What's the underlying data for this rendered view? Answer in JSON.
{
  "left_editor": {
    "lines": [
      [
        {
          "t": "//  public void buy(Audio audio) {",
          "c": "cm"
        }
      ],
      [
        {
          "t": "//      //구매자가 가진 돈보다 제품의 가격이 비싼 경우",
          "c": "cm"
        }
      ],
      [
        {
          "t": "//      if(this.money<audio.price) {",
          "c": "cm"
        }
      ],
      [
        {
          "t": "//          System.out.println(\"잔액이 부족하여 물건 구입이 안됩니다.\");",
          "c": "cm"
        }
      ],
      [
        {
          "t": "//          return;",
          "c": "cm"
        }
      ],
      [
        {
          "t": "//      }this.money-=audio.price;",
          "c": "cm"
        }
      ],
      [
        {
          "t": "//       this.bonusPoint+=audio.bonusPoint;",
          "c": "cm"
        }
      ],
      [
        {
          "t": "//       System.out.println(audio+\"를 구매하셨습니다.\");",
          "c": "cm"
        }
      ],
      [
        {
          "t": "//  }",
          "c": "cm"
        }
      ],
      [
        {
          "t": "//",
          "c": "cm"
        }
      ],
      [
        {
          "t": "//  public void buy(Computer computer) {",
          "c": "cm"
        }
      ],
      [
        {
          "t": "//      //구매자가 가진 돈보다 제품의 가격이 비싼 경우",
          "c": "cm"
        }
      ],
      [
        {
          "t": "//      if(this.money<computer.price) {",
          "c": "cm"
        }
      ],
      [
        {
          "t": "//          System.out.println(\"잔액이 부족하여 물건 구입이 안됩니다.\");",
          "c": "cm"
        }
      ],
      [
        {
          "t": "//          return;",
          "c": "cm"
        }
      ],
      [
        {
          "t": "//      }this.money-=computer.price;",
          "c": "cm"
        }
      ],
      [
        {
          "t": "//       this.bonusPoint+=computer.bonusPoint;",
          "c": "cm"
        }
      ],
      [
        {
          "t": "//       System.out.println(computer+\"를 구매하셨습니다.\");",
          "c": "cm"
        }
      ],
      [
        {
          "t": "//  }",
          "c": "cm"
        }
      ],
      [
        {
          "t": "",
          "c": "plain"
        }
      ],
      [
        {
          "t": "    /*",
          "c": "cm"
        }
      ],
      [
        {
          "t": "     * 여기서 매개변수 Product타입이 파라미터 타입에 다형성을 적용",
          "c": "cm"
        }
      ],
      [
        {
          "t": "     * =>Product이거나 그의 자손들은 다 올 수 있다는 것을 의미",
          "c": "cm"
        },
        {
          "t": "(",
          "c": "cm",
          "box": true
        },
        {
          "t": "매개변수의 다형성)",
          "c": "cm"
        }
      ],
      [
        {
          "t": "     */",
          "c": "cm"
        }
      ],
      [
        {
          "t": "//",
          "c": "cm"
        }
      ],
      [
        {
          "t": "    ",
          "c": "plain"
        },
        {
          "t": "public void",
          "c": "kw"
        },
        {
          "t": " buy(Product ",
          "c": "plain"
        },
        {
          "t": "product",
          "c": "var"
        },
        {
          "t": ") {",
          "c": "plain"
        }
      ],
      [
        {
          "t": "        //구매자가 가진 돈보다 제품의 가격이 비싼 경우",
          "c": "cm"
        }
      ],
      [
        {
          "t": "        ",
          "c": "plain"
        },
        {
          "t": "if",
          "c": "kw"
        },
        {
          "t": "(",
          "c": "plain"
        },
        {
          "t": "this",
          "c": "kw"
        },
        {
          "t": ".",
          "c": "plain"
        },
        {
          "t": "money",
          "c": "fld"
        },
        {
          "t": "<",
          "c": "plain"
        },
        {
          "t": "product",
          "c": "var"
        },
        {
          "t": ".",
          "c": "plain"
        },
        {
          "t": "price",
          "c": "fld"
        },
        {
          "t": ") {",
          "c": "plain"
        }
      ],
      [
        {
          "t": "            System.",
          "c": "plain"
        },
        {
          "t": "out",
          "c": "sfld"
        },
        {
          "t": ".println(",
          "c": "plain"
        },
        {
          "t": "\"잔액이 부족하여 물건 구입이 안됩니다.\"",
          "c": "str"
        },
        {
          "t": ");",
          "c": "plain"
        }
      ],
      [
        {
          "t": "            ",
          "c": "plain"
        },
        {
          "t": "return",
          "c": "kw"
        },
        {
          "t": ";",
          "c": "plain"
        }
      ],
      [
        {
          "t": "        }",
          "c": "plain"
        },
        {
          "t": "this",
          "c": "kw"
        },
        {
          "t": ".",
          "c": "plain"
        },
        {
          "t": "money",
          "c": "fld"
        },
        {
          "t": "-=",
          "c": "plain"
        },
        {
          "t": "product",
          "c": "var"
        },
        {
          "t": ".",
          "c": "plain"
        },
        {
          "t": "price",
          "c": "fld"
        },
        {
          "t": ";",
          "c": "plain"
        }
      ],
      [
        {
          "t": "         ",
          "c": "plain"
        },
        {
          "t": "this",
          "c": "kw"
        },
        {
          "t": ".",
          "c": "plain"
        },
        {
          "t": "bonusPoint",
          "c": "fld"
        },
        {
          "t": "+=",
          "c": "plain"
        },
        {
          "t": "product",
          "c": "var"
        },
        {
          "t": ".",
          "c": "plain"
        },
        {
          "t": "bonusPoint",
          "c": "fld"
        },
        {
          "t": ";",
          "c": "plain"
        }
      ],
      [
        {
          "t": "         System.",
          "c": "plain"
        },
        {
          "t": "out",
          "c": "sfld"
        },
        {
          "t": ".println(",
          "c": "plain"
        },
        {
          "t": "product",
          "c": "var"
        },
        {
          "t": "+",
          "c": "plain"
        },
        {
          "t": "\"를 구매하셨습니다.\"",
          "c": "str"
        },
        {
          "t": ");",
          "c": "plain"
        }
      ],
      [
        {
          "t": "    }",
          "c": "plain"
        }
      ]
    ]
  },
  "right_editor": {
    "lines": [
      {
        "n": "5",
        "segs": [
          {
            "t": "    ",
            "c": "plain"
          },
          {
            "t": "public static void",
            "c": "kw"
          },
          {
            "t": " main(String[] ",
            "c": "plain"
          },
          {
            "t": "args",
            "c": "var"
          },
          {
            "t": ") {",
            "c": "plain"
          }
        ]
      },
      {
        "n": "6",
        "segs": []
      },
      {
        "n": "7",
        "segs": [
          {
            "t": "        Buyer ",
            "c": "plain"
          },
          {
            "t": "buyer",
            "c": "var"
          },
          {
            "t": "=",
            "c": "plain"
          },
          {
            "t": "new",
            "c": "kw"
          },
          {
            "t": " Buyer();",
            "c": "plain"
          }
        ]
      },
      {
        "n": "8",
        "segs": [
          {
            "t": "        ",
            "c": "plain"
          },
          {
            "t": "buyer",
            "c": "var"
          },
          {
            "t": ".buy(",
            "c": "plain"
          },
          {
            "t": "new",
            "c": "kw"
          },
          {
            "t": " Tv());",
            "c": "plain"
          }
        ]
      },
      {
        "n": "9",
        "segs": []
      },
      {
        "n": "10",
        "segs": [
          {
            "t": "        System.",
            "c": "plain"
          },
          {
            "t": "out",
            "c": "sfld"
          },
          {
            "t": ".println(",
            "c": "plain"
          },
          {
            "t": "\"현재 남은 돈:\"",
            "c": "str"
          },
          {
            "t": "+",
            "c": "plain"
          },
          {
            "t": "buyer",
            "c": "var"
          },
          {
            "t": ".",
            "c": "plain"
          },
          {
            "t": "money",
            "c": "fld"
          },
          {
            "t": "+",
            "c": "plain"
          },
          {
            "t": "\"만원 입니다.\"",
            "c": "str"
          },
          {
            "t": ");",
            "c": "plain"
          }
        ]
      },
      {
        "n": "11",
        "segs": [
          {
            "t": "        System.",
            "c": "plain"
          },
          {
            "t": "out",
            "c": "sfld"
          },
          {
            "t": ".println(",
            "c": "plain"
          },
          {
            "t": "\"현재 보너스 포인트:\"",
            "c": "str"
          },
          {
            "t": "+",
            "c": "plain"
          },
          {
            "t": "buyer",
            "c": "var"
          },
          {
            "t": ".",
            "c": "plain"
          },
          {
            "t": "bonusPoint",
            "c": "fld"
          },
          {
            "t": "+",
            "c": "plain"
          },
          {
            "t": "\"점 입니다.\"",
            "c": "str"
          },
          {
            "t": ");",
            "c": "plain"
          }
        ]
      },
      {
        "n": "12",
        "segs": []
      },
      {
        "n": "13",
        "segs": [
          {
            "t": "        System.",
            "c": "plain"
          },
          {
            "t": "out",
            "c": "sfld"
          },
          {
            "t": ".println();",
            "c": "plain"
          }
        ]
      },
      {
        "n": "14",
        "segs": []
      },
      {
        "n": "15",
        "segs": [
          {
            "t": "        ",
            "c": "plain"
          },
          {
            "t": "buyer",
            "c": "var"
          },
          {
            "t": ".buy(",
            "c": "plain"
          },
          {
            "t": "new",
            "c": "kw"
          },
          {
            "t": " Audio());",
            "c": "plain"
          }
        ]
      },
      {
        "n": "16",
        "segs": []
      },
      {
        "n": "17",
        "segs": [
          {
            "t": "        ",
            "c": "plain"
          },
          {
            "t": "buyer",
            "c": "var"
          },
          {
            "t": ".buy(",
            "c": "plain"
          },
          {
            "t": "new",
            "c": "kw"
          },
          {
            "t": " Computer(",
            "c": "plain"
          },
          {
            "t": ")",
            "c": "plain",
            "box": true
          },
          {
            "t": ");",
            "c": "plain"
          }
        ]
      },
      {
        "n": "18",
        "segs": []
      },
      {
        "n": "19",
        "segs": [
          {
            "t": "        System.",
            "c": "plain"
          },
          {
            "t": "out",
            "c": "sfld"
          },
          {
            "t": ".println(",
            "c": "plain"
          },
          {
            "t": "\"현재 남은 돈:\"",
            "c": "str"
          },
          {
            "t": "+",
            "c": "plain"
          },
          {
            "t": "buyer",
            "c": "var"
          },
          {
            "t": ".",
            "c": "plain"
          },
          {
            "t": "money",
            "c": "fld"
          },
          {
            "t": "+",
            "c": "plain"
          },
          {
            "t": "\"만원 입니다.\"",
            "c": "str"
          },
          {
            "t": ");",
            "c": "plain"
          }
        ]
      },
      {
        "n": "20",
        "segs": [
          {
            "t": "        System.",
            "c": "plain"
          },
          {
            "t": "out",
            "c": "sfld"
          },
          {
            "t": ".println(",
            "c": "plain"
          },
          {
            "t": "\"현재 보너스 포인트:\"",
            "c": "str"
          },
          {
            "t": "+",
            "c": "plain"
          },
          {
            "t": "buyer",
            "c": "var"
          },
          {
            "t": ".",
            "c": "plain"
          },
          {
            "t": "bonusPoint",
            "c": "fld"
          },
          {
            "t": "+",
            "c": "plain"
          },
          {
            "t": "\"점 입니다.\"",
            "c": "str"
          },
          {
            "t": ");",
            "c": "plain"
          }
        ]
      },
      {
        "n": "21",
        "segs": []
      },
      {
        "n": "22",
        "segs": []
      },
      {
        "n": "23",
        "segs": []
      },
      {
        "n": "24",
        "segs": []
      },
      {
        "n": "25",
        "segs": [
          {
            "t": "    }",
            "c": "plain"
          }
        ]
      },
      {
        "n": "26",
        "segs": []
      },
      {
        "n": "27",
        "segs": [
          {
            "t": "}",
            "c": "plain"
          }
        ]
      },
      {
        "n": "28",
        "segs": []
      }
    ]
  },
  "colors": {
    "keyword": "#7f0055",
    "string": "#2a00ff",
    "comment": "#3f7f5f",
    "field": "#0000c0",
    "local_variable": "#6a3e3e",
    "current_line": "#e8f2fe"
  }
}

■ **WHAT TO PRODUCE**
Find how many lines of the listing include the string "public" and give that number, nothing else.

■ **RESULT OF THE EXERCISE**
4